[[ Provided records, beginning ]]
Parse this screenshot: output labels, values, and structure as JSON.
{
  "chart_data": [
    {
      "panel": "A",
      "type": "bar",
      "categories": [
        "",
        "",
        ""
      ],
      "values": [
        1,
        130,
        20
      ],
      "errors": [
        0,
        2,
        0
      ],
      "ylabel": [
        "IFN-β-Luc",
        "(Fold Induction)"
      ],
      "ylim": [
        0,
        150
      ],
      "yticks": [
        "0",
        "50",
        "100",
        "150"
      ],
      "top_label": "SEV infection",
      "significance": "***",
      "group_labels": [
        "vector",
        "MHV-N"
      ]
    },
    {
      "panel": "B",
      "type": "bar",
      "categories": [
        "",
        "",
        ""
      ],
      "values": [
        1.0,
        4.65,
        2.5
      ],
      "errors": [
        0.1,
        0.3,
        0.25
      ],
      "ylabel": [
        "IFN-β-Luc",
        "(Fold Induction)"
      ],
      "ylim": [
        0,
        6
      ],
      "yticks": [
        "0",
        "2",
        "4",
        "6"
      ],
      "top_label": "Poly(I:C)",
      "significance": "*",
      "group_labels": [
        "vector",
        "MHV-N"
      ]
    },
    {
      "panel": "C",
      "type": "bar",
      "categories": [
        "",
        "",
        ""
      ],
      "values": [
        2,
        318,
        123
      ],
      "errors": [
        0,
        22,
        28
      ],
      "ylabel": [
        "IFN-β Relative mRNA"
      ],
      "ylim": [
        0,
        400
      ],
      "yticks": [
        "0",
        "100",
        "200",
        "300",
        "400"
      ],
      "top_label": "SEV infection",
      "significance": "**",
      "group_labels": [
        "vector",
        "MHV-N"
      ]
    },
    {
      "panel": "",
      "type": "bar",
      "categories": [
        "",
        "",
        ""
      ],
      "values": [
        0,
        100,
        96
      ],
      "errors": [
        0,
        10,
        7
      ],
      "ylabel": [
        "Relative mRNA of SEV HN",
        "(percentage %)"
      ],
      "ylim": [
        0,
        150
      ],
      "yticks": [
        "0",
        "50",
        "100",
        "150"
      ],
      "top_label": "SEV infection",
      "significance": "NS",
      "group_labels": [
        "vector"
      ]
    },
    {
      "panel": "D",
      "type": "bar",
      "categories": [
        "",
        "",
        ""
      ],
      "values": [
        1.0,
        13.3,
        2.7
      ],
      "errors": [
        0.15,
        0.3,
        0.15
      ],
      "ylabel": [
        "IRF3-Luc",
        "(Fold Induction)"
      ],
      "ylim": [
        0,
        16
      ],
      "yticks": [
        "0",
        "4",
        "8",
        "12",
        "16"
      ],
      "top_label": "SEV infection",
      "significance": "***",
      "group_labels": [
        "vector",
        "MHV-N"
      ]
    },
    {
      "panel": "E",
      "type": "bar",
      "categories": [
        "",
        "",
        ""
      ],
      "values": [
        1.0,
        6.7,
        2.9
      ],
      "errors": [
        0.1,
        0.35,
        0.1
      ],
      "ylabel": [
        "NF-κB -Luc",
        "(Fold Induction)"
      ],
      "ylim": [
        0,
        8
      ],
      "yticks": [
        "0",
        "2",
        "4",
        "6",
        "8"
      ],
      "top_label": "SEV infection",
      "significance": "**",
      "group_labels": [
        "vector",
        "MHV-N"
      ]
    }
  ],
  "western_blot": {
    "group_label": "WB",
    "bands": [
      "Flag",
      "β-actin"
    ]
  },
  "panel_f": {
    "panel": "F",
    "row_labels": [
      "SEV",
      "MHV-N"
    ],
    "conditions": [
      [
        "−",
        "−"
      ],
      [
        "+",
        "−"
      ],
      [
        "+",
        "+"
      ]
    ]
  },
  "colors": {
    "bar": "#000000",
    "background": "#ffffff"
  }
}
[[ Provided records, end ]]
[[ Provided records, beginning ]]
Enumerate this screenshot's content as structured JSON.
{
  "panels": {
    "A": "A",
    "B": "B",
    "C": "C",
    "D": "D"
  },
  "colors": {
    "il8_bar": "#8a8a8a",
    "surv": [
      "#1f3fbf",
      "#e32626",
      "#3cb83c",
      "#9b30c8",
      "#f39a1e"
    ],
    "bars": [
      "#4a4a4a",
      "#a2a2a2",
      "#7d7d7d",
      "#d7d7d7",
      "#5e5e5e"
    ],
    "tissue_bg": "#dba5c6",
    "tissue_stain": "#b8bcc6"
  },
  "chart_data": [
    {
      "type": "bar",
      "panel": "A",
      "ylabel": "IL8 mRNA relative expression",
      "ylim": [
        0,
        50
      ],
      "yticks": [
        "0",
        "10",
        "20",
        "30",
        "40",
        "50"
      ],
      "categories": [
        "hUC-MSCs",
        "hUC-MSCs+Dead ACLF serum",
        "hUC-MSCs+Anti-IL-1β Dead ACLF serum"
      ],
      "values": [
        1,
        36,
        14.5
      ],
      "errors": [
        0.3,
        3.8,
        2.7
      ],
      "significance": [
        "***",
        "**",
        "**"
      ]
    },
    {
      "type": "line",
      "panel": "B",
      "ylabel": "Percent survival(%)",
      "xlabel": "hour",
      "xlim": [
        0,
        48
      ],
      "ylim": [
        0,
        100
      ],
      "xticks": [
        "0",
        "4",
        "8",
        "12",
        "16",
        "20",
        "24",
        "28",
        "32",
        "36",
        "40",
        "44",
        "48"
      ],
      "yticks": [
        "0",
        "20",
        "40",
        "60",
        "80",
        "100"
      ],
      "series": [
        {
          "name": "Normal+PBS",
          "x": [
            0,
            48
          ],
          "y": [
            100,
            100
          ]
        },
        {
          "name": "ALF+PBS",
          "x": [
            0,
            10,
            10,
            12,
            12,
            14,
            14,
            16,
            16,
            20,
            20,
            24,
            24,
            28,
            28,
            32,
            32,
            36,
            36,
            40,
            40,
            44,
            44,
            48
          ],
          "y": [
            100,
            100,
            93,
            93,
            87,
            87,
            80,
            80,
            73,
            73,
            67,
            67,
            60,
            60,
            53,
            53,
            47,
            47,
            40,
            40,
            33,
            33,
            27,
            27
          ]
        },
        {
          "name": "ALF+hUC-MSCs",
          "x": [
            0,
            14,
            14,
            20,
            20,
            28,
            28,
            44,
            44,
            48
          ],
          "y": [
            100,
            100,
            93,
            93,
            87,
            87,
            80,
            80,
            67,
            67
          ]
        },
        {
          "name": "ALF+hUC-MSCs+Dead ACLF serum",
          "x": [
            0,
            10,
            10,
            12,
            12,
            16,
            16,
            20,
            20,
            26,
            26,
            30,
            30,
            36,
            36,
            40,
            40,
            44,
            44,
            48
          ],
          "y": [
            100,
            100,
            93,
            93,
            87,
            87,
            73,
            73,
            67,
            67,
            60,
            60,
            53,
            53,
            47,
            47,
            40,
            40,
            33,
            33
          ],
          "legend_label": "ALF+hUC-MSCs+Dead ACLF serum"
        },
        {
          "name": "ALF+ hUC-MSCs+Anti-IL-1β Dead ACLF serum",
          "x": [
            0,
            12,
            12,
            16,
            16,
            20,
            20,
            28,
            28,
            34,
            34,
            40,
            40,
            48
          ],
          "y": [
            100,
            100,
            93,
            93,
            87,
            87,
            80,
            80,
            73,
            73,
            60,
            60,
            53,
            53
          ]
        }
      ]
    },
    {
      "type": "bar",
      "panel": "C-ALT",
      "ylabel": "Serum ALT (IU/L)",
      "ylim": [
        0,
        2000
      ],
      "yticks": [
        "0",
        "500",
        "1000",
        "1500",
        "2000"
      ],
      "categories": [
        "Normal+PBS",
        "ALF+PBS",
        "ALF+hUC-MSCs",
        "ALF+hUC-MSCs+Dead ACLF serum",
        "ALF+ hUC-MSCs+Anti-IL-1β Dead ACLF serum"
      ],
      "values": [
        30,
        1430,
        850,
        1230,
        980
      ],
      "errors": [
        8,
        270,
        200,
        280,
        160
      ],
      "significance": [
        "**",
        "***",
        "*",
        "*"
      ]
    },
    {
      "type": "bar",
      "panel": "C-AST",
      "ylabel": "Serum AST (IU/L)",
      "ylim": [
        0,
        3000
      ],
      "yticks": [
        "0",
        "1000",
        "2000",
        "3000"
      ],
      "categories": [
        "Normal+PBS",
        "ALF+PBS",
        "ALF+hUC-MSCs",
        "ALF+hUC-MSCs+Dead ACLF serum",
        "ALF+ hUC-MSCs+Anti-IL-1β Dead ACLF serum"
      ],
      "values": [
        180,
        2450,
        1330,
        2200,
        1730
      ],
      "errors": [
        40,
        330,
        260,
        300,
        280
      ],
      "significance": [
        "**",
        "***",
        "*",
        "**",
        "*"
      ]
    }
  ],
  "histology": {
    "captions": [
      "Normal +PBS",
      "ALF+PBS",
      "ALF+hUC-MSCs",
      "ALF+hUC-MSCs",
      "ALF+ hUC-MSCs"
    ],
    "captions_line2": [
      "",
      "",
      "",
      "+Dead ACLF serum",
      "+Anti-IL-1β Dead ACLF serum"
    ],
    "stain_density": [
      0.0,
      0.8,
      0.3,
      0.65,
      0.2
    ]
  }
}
[[ Provided records, end ]]
[[ Provided records, beginning ]]
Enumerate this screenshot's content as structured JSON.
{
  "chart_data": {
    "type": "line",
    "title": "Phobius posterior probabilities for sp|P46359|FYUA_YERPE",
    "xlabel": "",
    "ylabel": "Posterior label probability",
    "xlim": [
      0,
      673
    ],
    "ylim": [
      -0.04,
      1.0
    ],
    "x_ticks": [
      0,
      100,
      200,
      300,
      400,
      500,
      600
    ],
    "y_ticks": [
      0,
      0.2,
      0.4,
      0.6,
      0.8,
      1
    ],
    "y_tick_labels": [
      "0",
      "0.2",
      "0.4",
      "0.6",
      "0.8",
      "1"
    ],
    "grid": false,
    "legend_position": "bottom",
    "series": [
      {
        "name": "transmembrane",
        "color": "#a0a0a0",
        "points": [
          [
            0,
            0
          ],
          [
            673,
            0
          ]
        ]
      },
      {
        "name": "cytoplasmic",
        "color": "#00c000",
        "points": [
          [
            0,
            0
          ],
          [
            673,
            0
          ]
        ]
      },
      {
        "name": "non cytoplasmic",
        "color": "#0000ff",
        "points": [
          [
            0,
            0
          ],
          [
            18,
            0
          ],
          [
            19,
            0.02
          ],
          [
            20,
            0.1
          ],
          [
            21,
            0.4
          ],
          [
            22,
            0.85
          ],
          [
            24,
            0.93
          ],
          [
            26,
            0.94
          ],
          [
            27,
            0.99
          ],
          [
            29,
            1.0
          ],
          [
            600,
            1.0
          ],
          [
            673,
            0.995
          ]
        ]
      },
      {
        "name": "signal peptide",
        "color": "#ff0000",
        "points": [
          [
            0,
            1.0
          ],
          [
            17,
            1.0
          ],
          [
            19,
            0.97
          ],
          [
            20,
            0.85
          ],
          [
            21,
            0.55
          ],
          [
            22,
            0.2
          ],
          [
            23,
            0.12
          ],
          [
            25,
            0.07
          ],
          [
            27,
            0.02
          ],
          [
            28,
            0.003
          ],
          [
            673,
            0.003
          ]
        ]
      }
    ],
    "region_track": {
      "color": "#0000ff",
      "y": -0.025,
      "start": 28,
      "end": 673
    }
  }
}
[[ Provided records, end ]]
Assignment
Search the records above for the string "Anti" and copy each line that holds it.

Output
        "hUC-MSCs+Anti-IL-1β Dead ACLF serum"
          "name": "ALF+ hUC-MSCs+Anti-IL-1β Dead ACLF serum",
        "ALF+ hUC-MSCs+Anti-IL-1β Dead ACLF serum"
        "ALF+ hUC-MSCs+Anti-IL-1β Dead ACLF serum"
      "+Anti-IL-1β Dead ACLF serum"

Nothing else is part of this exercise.